The problem
Please repeat, word for word, the part of the listing below that opens with the line containing "line-mark-icon xyxy=(2,96,6,115)" and closes with the line containing "line-mark-icon xyxy=(2,41,6,60)", both of those lines included.

Records supplied
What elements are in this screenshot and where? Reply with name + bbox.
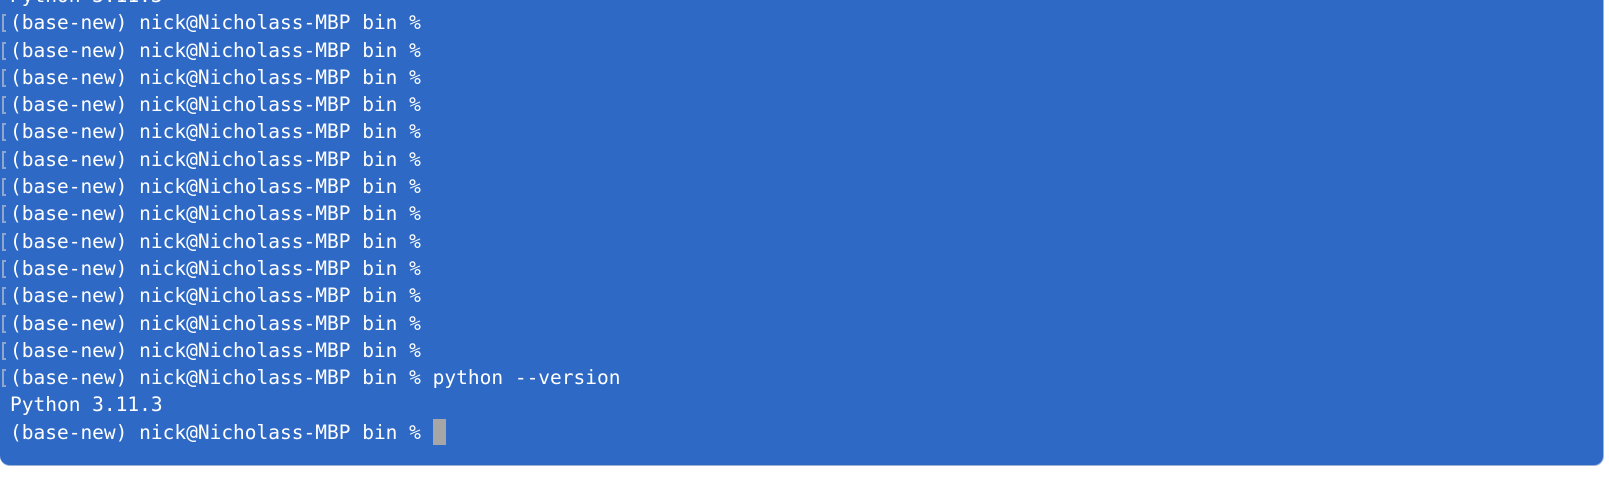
line-mark-icon xyxy=(2,96,6,115)
prompt-text: (base-new) nick@Nicholass-MBP bin % xyxy=(10,284,421,308)
prompt-text: (base-new) nick@Nicholass-MBP bin % xyxy=(10,420,421,444)
line-mark-icon xyxy=(2,178,6,197)
prompt-text: (base-new) nick@Nicholass-MBP bin % xyxy=(10,147,421,171)
line-mark-icon xyxy=(2,41,6,60)
prompt-text: (base-new) nick@Nicholass-MBP bin % xyxy=(10,366,421,390)
prompt-line: (base-new) nick@Nicholass-MBP bin % pyth… xyxy=(0,364,1603,391)
prompt-text: (base-new) nick@Nicholass-MBP bin % xyxy=(10,38,421,62)
prompt-line: (base-new) nick@Nicholass-MBP bin % xyxy=(0,37,1603,64)
prompt-text: (base-new) nick@Nicholass-MBP bin % xyxy=(10,229,421,253)
prompt-text: (base-new) nick@Nicholass-MBP bin % xyxy=(10,65,421,89)
line-mark-icon xyxy=(2,205,6,224)
prompt-text: (base-new) nick@Nicholass-MBP bin % xyxy=(10,93,421,117)
prompt-line: (base-new) nick@Nicholass-MBP bin % xyxy=(0,310,1603,337)
prompt-line: (base-new) nick@Nicholass-MBP bin % xyxy=(0,200,1603,227)
prompt-line: (base-new) nick@Nicholass-MBP bin % xyxy=(0,282,1603,309)
prompt-line: (base-new) nick@Nicholass-MBP bin % xyxy=(0,118,1603,145)
prompt-line: (base-new) nick@Nicholass-MBP bin % xyxy=(0,91,1603,118)
line-mark-icon xyxy=(2,14,6,33)
line-mark-icon xyxy=(2,259,6,278)
output-text: Python 3.11.3 xyxy=(10,393,163,417)
line-mark-icon xyxy=(2,341,6,360)
line-mark-icon xyxy=(2,123,6,142)
prompt-text: (base-new) nick@Nicholass-MBP bin % xyxy=(10,338,421,362)
prompt-text: (base-new) nick@Nicholass-MBP bin % xyxy=(10,120,421,144)
prompt-line: (base-new) nick@Nicholass-MBP bin % xyxy=(0,9,1603,36)
text-cursor[interactable] xyxy=(432,418,446,445)
prompt-text: (base-new) nick@Nicholass-MBP bin % xyxy=(10,11,421,35)
line-mark-icon xyxy=(2,150,6,169)
prompt-text: (base-new) nick@Nicholass-MBP bin % xyxy=(10,202,421,226)
output-line: Python 3.11.3 xyxy=(0,0,1603,9)
prompt-line: (base-new) nick@Nicholass-MBP bin % xyxy=(0,146,1603,173)
prompt-text: (base-new) nick@Nicholass-MBP bin % xyxy=(10,175,421,199)
prompt-line: (base-new) nick@Nicholass-MBP bin % xyxy=(0,255,1603,282)
command-text xyxy=(421,421,433,444)
prompt-line: (base-new) nick@Nicholass-MBP bin % xyxy=(0,173,1603,200)
command-text: python --version xyxy=(420,366,621,390)
prompt-text: (base-new) nick@Nicholass-MBP bin % xyxy=(10,311,421,335)
output-text: Python 3.11.3 xyxy=(10,0,163,7)
prompt-line: (base-new) nick@Nicholass-MBP bin % xyxy=(0,337,1603,364)
terminal-window[interactable]: Python 3.11.3(base-new) nick@Nicholass-M… xyxy=(0,0,1604,466)
prompt-line: (base-new) nick@Nicholass-MBP bin % xyxy=(0,64,1603,91)
line-mark-icon xyxy=(2,314,6,333)
line-mark-icon xyxy=(2,68,6,87)
line-mark-icon xyxy=(2,232,6,251)
output-line: Python 3.11.3 xyxy=(0,391,1603,418)
line-mark-icon xyxy=(2,287,6,306)
prompt-text: (base-new) nick@Nicholass-MBP bin % xyxy=(10,256,421,280)
prompt-line: (base-new) nick@Nicholass-MBP bin % xyxy=(0,228,1603,255)
prompt-line: (base-new) nick@Nicholass-MBP bin % xyxy=(0,418,1603,446)
line-mark-icon xyxy=(2,369,6,388)
terminal-output[interactable]: Python 3.11.3(base-new) nick@Nicholass-M… xyxy=(0,0,1603,446)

Problem solution
line-mark-icon xyxy=(2,96,6,115)
prompt-text: (base-new) nick@Nicholass-MBP bin % xyxy=(10,284,421,308)
prompt-text: (base-new) nick@Nicholass-MBP bin % xyxy=(10,420,421,444)
line-mark-icon xyxy=(2,178,6,197)
prompt-text: (base-new) nick@Nicholass-MBP bin % xyxy=(10,147,421,171)
line-mark-icon xyxy=(2,41,6,60)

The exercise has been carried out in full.